BRIEF = Copy all the data exactly, except the pictures.
((
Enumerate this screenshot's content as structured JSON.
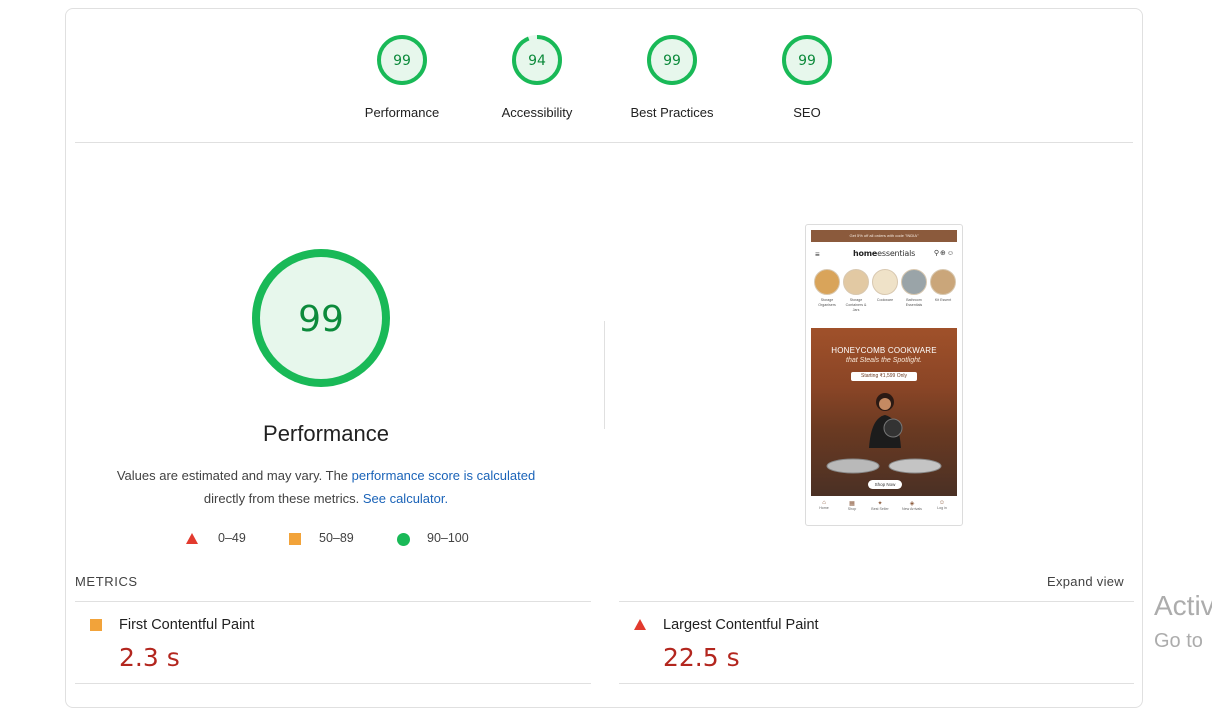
{
  "colors": {
    "pass": "#0c8a3b",
    "pass_ring": "#19b957",
    "average": "#f2a33a",
    "fail": "#e23a2e",
    "fail_value": "#b3261e",
    "link": "#1a63b8"
  },
  "gauges": [
    {
      "score": "99",
      "label": "Performance"
    },
    {
      "score": "94",
      "label": "Accessibility"
    },
    {
      "score": "99",
      "label": "Best Practices"
    },
    {
      "score": "99",
      "label": "SEO"
    }
  ],
  "performance": {
    "score": "99",
    "title": "Performance",
    "desc_prefix": "Values are estimated and may vary. The ",
    "desc_link": "performance score is calculated",
    "desc_middle": " directly from these metrics. ",
    "calc_link": "See calculator.",
    "legend": [
      {
        "icon": "triangle-icon",
        "range": "0–49"
      },
      {
        "icon": "square-icon",
        "range": "50–89"
      },
      {
        "icon": "circle-icon",
        "range": "90–100"
      }
    ]
  },
  "screenshot": {
    "topbar": "Get 5% off all orders with code \"INDIA\"",
    "logo_bold": "home",
    "logo_rest": "essentials",
    "categories": [
      "Storage Organisers",
      "Storage Containers & Jars",
      "Cookware",
      "Bathroom Essentials",
      "Kit Essent"
    ],
    "banner_title": "HONEYCOMB COOKWARE",
    "banner_sub": "that Steals the Spotlight.",
    "banner_price": "Starting ₹1,599 Only",
    "shop_now": "Shop Now",
    "nav": [
      "Home",
      "Shop",
      "Best Seller",
      "New Arrivals",
      "Log in"
    ]
  },
  "metrics": {
    "title": "METRICS",
    "expand": "Expand view",
    "items": [
      {
        "name": "First Contentful Paint",
        "value": "2.3 s",
        "rating": "average"
      },
      {
        "name": "Largest Contentful Paint",
        "value": "22.5 s",
        "rating": "fail"
      }
    ]
  },
  "watermark": {
    "line1": "Activ",
    "line2": "Go to"
  }
}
))
FULL RESPONSE =
Enumerate this screenshot's content as structured JSON.
{
  "colors": {
    "pass": "#0c8a3b",
    "pass_ring": "#19b957",
    "average": "#f2a33a",
    "fail": "#e23a2e",
    "fail_value": "#b3261e",
    "link": "#1a63b8"
  },
  "gauges": [
    {
      "score": "99",
      "label": "Performance"
    },
    {
      "score": "94",
      "label": "Accessibility"
    },
    {
      "score": "99",
      "label": "Best Practices"
    },
    {
      "score": "99",
      "label": "SEO"
    }
  ],
  "performance": {
    "score": "99",
    "title": "Performance",
    "desc_prefix": "Values are estimated and may vary. The ",
    "desc_link": "performance score is calculated",
    "desc_middle": " directly from these metrics. ",
    "calc_link": "See calculator.",
    "legend": [
      {
        "icon": "triangle-icon",
        "range": "0–49"
      },
      {
        "icon": "square-icon",
        "range": "50–89"
      },
      {
        "icon": "circle-icon",
        "range": "90–100"
      }
    ]
  },
  "screenshot": {
    "topbar": "Get 5% off all orders with code \"INDIA\"",
    "logo_bold": "home",
    "logo_rest": "essentials",
    "categories": [
      "Storage Organisers",
      "Storage Containers & Jars",
      "Cookware",
      "Bathroom Essentials",
      "Kit Essent"
    ],
    "banner_title": "HONEYCOMB COOKWARE",
    "banner_sub": "that Steals the Spotlight.",
    "banner_price": "Starting ₹1,599 Only",
    "shop_now": "Shop Now",
    "nav": [
      "Home",
      "Shop",
      "Best Seller",
      "New Arrivals",
      "Log in"
    ]
  },
  "metrics": {
    "title": "METRICS",
    "expand": "Expand view",
    "items": [
      {
        "name": "First Contentful Paint",
        "value": "2.3 s",
        "rating": "average"
      },
      {
        "name": "Largest Contentful Paint",
        "value": "22.5 s",
        "rating": "fail"
      }
    ]
  },
  "watermark": {
    "line1": "Activ",
    "line2": "Go to"
  }
}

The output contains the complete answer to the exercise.